- [What you will do] Count every line that has the word "ΕΠΕΙΔΗ". Give the number, without anything more.

- [Extracted data]

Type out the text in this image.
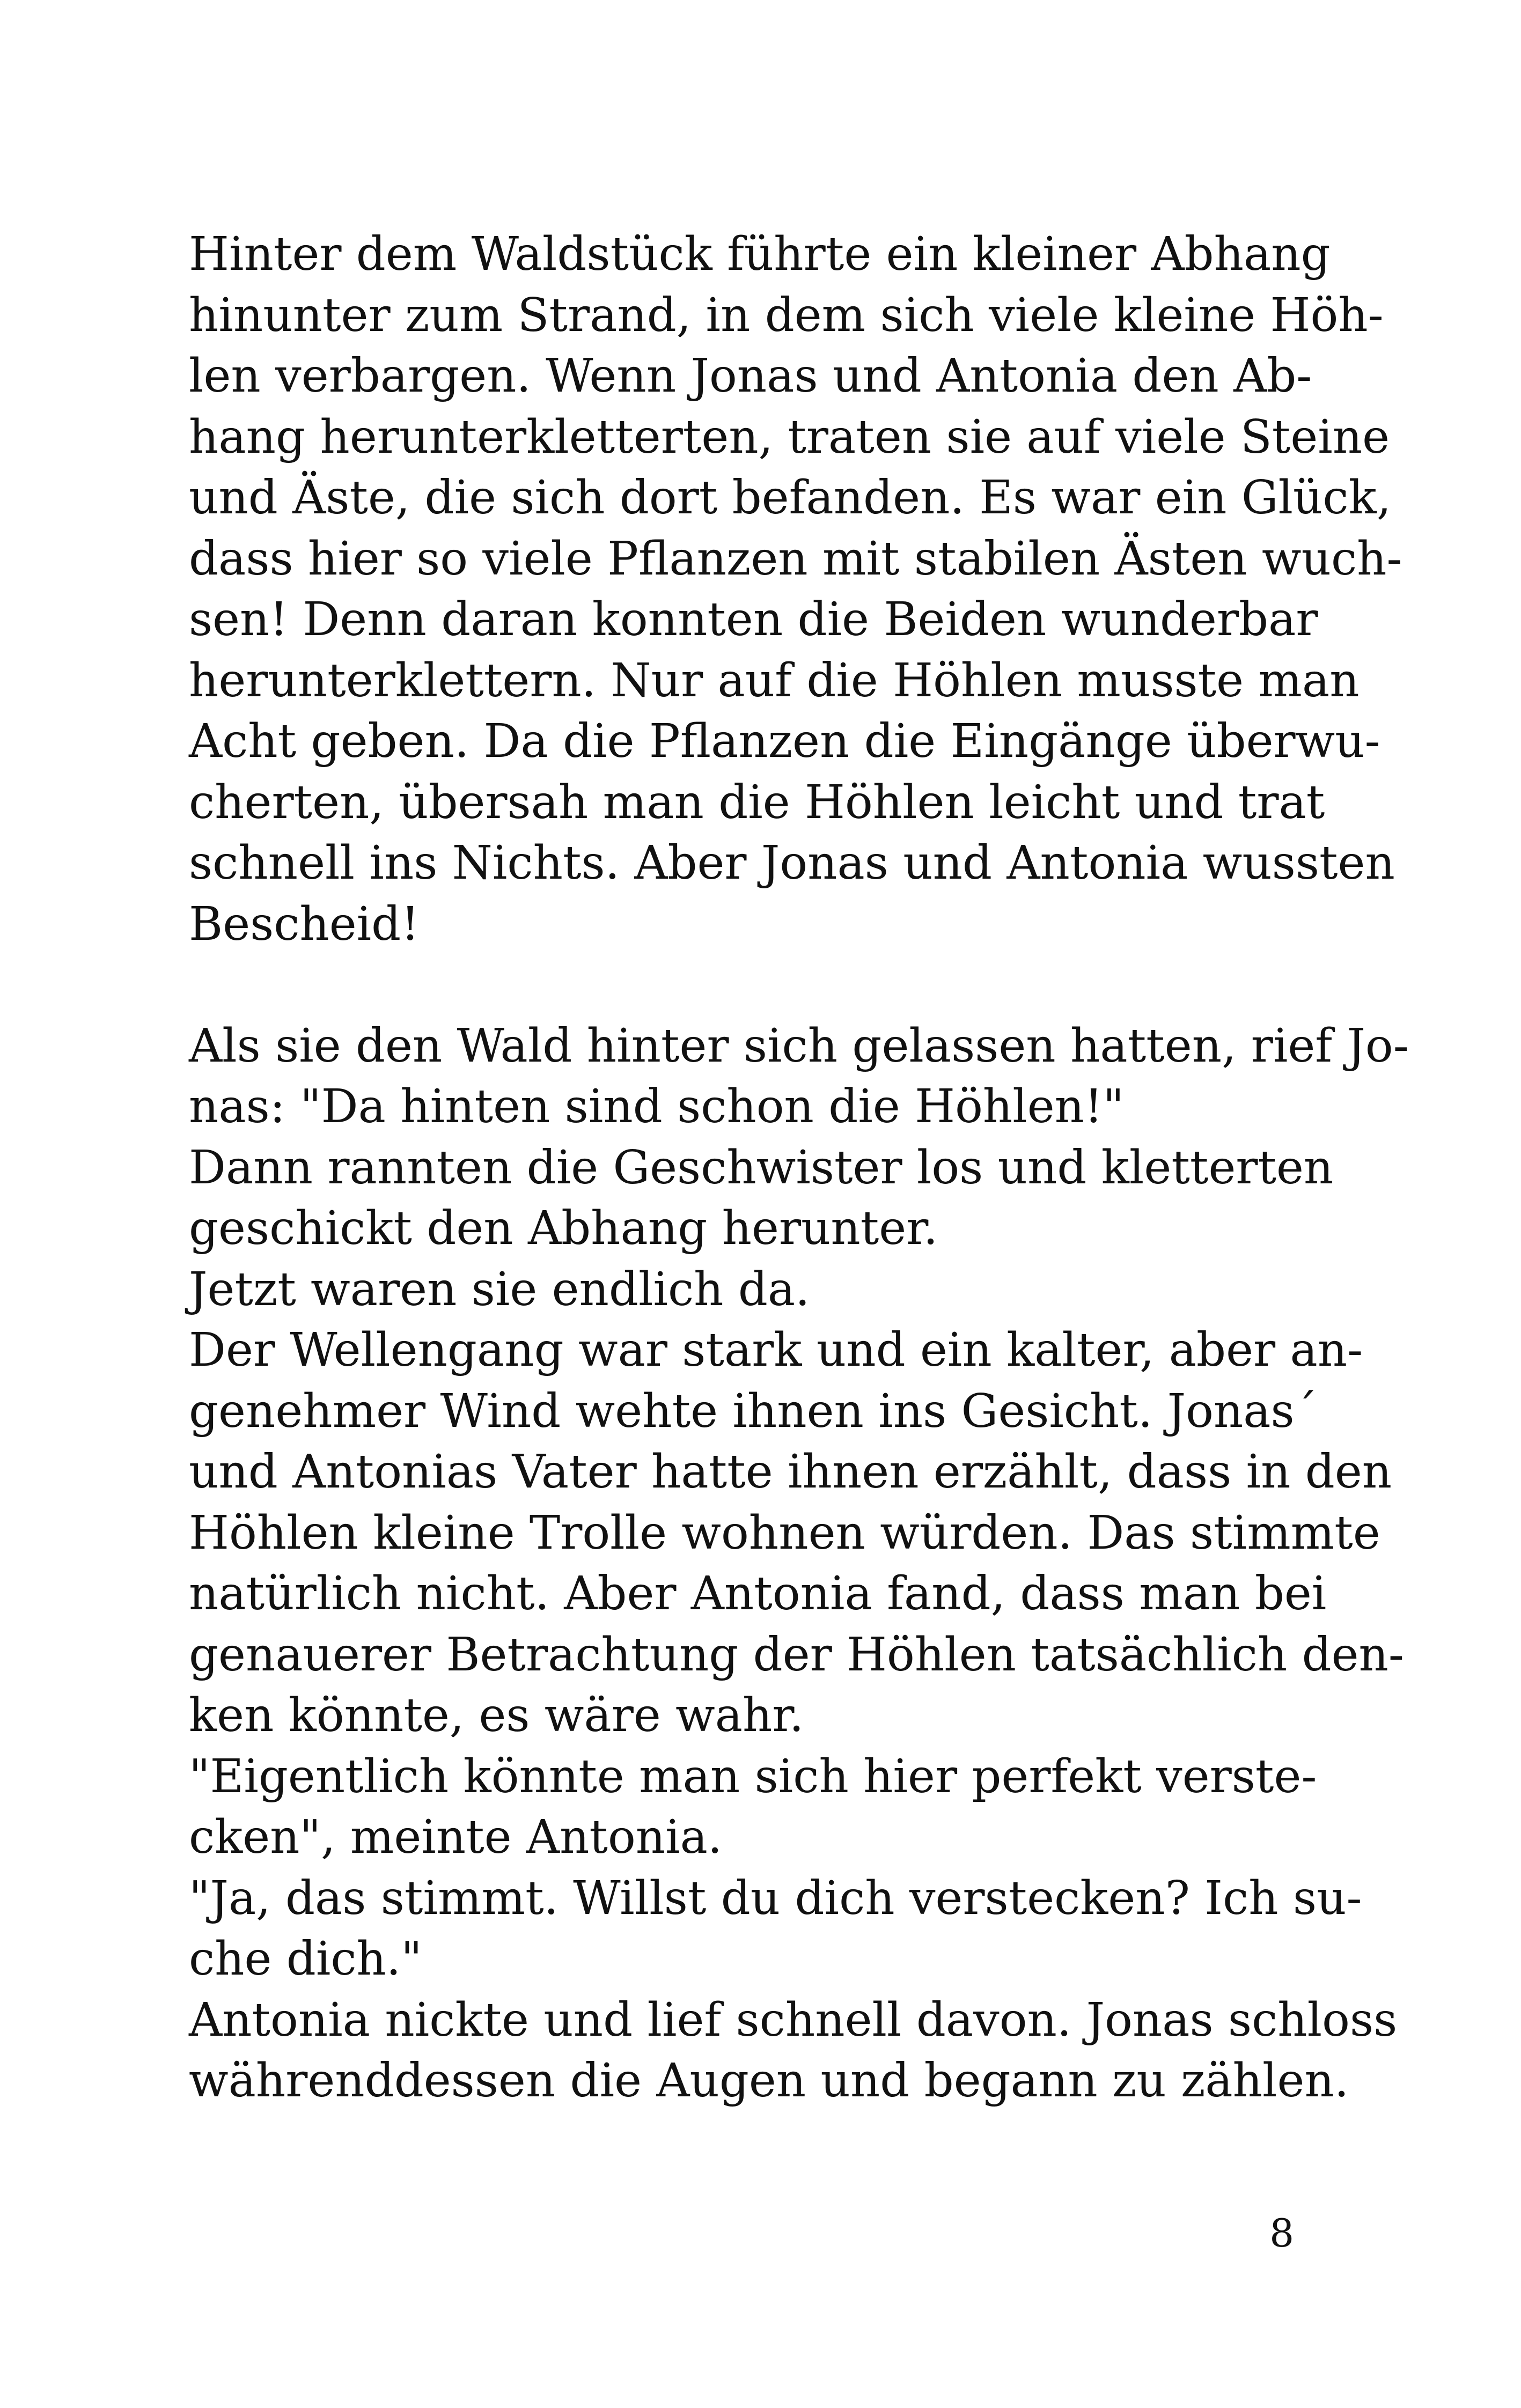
Hinter dem Waldstück führte ein kleiner Abhang
hinunter zum Strand, in dem sich viele kleine Höh-
len verbargen. Wenn Jonas und Antonia den Ab-
hang herunterkletterten, traten sie auf viele Steine
und Äste, die sich dort befanden. Es war ein Glück,
dass hier so viele Pflanzen mit stabilen Ästen wuch-
sen! Denn daran konnten die Beiden wunderbar
herunterklettern. Nur auf die Höhlen musste man
Acht geben. Da die Pflanzen die Eingänge überwu-
cherten, übersah man die Höhlen leicht und trat
schnell ins Nichts. Aber Jonas und Antonia wussten
Bescheid!
Als sie den Wald hinter sich gelassen hatten, rief Jo-
nas: "Da hinten sind schon die Höhlen!"
Dann rannten die Geschwister los und kletterten
geschickt den Abhang herunter.
Jetzt waren sie endlich da.
Der Wellengang war stark und ein kalter, aber an-
genehmer Wind wehte ihnen ins Gesicht. Jonas´
und Antonias Vater hatte ihnen erzählt, dass in den
Höhlen kleine Trolle wohnen würden. Das stimmte
natürlich nicht. Aber Antonia fand, dass man bei
genauerer Betrachtung der Höhlen tatsächlich den-
ken könnte, es wäre wahr.
"Eigentlich könnte man sich hier perfekt verste-
cken", meinte Antonia.
"Ja, das stimmt. Willst du dich verstecken? Ich su-
che dich."
Antonia nickte und lief schnell davon. Jonas schloss
währenddessen die Augen und begann zu zählen.
8
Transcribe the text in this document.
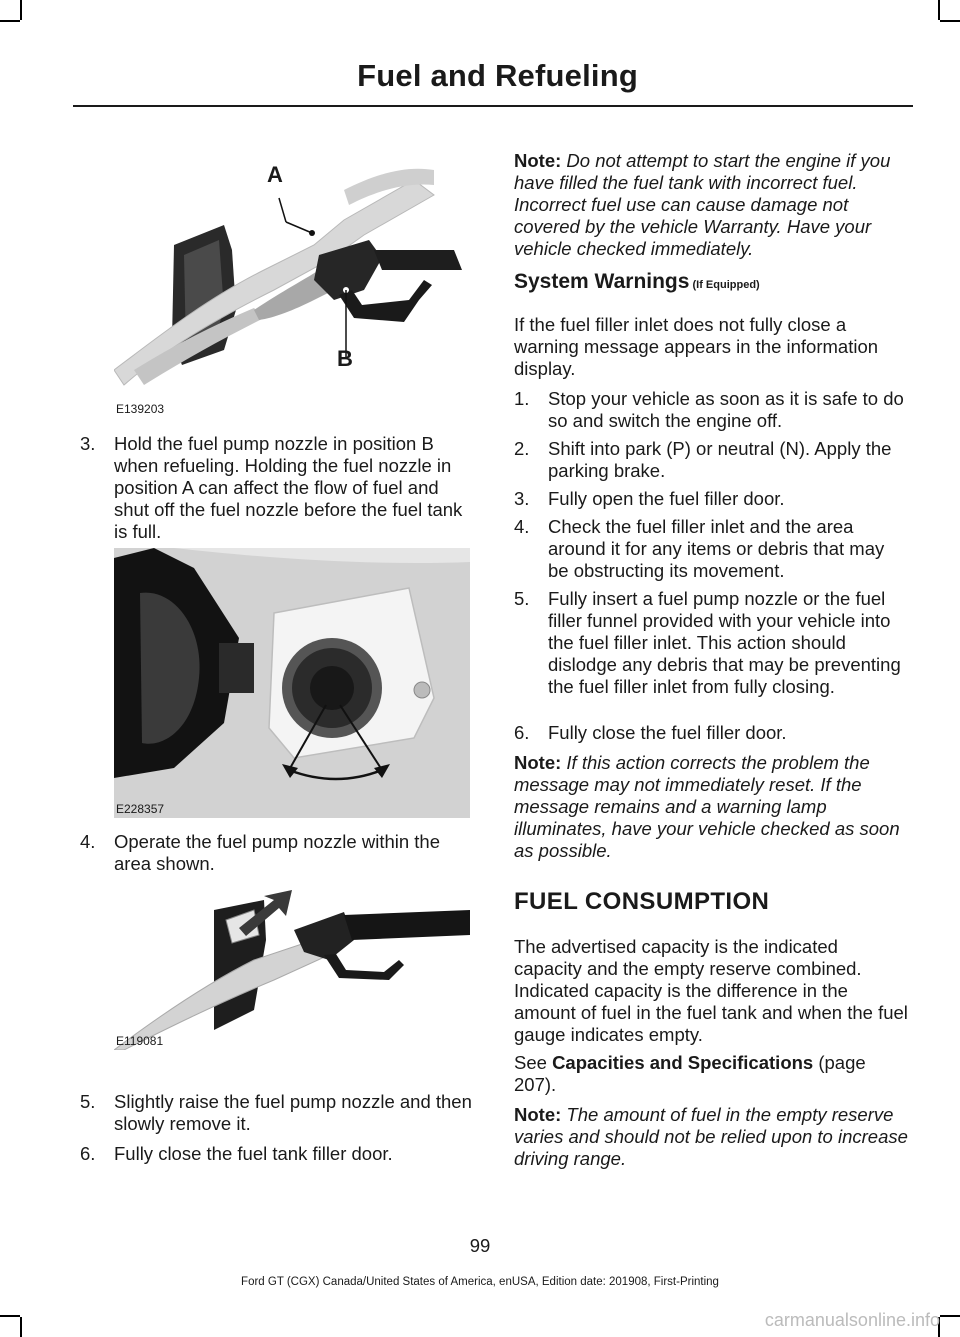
Fuel and Refueling
A
B
E139203
3.	Hold the fuel pump nozzle in position B when refueling. Holding the fuel nozzle in position A can affect the flow of fuel and shut off the fuel nozzle before the fuel tank is full.
E228357
4.	Operate the fuel pump nozzle within the area shown.
E119081
5.	Slightly raise the fuel pump nozzle and then slowly remove it.
6.	Fully close the fuel tank filler door.
Note: Do not attempt to start the engine if you have filled the fuel tank with incorrect fuel. Incorrect fuel use can cause damage not covered by the vehicle Warranty. Have your vehicle checked immediately.
System Warnings (If Equipped)
If the fuel filler inlet does not fully close a warning message appears in the information display.
1.	Stop your vehicle as soon as it is safe to do so and switch the engine off.
2.	Shift into park (P) or neutral (N). Apply the parking brake.
3.	Fully open the fuel filler door.
4.	Check the fuel filler inlet and the area around it for any items or debris that may be obstructing its movement.
5.	Fully insert a fuel pump nozzle or the fuel filler funnel provided with your vehicle into the fuel filler inlet. This action should dislodge any debris that may be preventing the fuel filler inlet from fully closing.
6.	Fully close the fuel filler door.
Note: If this action corrects the problem the message may not immediately reset. If the message remains and a warning lamp illuminates, have your vehicle checked as soon as possible.
FUEL CONSUMPTION
The advertised capacity is the indicated capacity and the empty reserve combined. Indicated capacity is the difference in the amount of fuel in the fuel tank and when the fuel gauge indicates empty.
See Capacities and Specifications (page 207).
Note: The amount of fuel in the empty reserve varies and should not be relied upon to increase driving range.
99
Ford GT (CGX) Canada/United States of America, enUSA, Edition date: 201908, First-Printing
carmanualsonline.info
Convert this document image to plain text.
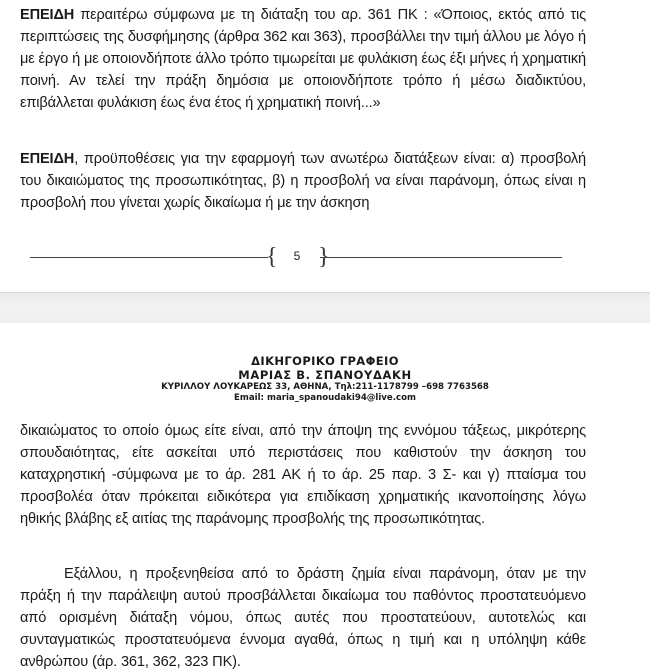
ΕΠΕΙΔΗ περαιτέρω σύμφωνα με τη διάταξη του αρ. 361 ΠΚ : «Όποιος, εκτός από τις περιπτώσεις της δυσφήμησης (άρθρα 362 και 363), προσβάλλει την τιμή άλλου με λόγο ή με έργο ή με οποιονδήποτε άλλο τρόπο τιμωρείται με φυλάκιση έως έξι μήνες ή χρηματική ποινή. Αν τελεί την πράξη δημόσια με οποιονδήποτε τρόπο ή μέσω διαδικτύου, επιβάλλεται φυλάκιση έως ένα έτος ή χρηματική ποινή...»

ΕΠΕΙΔΗ, προϋποθέσεις για την εφαρμογή των ανωτέρω διατάξεων είναι: α) προσβολή του δικαιώματος της προσωπικότητας, β) η προσβολή να είναι παράνομη, όπως είναι η προσβολή που γίνεται χωρίς δικαίωμα ή με την άσκηση

{	5 }
ΔΙΚΗΓΟΡΙΚΟ ΓΡΑΦΕΙΟ
ΜΑΡΙΑΣ Β. ΣΠΑΝΟΥΔΑΚΗ
ΚΥΡΙΛΛΟΥ ΛΟΥΚΑΡΕΩΣ 33, ΑΘΗΝΑ, Τηλ:211-1178799 –698 7763568
Email: maria_spanoudaki94@live.com

δικαιώματος το οποίο όμως είτε είναι, από την άποψη της εννόμου τάξεως, μικρότερης σπουδαιότητας, είτε ασκείται υπό περιστάσεις που καθιστούν την άσκηση του καταχρηστική -σύμφωνα με το άρ. 281 ΑΚ ή το άρ. 25 παρ. 3 Σ- και γ) πταίσμα του προσβολέα όταν πρόκειται ειδικότερα για επιδίκαση χρηματικής ικανοποίησης λόγω ηθικής βλάβης εξ αιτίας της παράνομης προσβολής της προσωπικότητας.

Εξάλλου, η προξενηθείσα από το δράστη ζημία είναι παράνομη, όταν με την πράξη ή την παράλειψη αυτού προσβάλλεται δικαίωμα του παθόντος προστατευόμενο από ορισμένη διάταξη νόμου, όπως αυτές που προστατεύουν, αυτοτελώς και συνταγματικώς προστατευόμενα έννομα αγαθά, όπως η τιμή και η υπόληψη κάθε ανθρώπου (άρ. 361, 362, 323 ΠΚ).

- [Full answer] 2